(Dataset items)
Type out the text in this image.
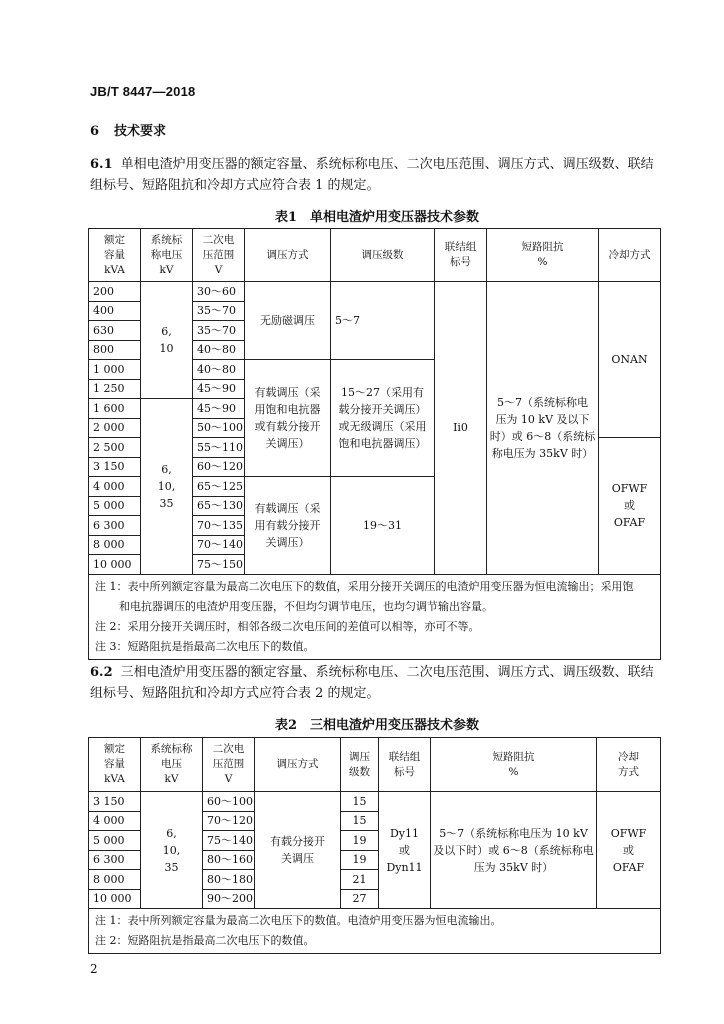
JB/T 8447—2018
6 技术要求
6.1 单相电渣炉用变压器的额定容量、系统标称电压、二次电压范围、调压方式、调压级数、联结组标号、短路阻抗和冷却方式应符合表 1 的规定。
表1　单相电渣炉用变压器技术参数
额定
容量
kVA	系统标
称电压
kV	二次电
压范围
V	调压方式	调压级数	联结组
标号	短路阻抗
%	冷却方式
200	6,
10	30～60	无励磁调压	5～7	Ii0	5～7（系统标称电
压为 10 kV 及以下
时）或 6～8（系统标
称电压为 35kV 时）	ONAN
400		35～70					
630		35～70					
800		40～80					
1 000		40～80	有载调压（采
用饱和电抗器
或有载分接开
关调压）	15～27（采用有
载分接开关调压）
或无级调压（采用
饱和电抗器调压）			
1 250		45～90					
1 600	6,
10,
35	45～90					
2 000		50～100					
2 500		55～110					OFWF
或
OFAF
3 150		60～120					
4 000		65～125	有载调压（采
用有载分接开
关调压）	19～31			
5 000		65～130					
6 300		70～135					
8 000		70～140					
10 000		75～150					

注 1：表中所列额定容量为最高二次电压下的数值，采用分接开关调压的电渣炉用变压器为恒电流输出；采用饱
和电抗器调压的电渣炉用变压器，不但均匀调节电压，也均匀调节输出容量。
注 2：采用分接开关调压时，相邻各级二次电压间的差值可以相等，亦可不等。
注 3：短路阻抗是指最高二次电压下的数值。							
6.2 三相电渣炉用变压器的额定容量、系统标称电压、二次电压范围、调压方式、调压级数、联结组标号、短路阻抗和冷却方式应符合表 2 的规定。
表2　三相电渣炉用变压器技术参数
额定
容量
kVA	系统标称
电压
kV	二次电
压范围
V	调压方式	调压
级数	联结组
标号	短路阻抗
%	冷却
方式
3 150	6,
10,
35	60～100	有载分接开
关调压	15	Dy11
或
Dyn11	5～7（系统标称电压为 10 kV
及以下时）或 6～8（系统标称电
压为 35kV 时）	OFWF
或
OFAF
4 000		70～120		15			
5 000		75～140		19			
6 300		80～160		19			
8 000		80～180		21			
10 000		90～200		27			

注 1：表中所列额定容量为最高二次电压下的数值。电渣炉用变压器为恒电流输出。
注 2：短路阻抗是指最高二次电压下的数值。							
2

**AIM OF THE EXERCISE:**
List every line from the entries above in which "短路阻抗和冷却方式应符合表" appears.

**SOLUTION TO THE EXERCISE:**
6.1 单相电渣炉用变压器的额定容量、系统标称电压、二次电压范围、调压方式、调压级数、联结组标号、短路阻抗和冷却方式应符合表 1 的规定。
6.2 三相电渣炉用变压器的额定容量、系统标称电压、二次电压范围、调压方式、调压级数、联结组标号、短路阻抗和冷却方式应符合表 2 的规定。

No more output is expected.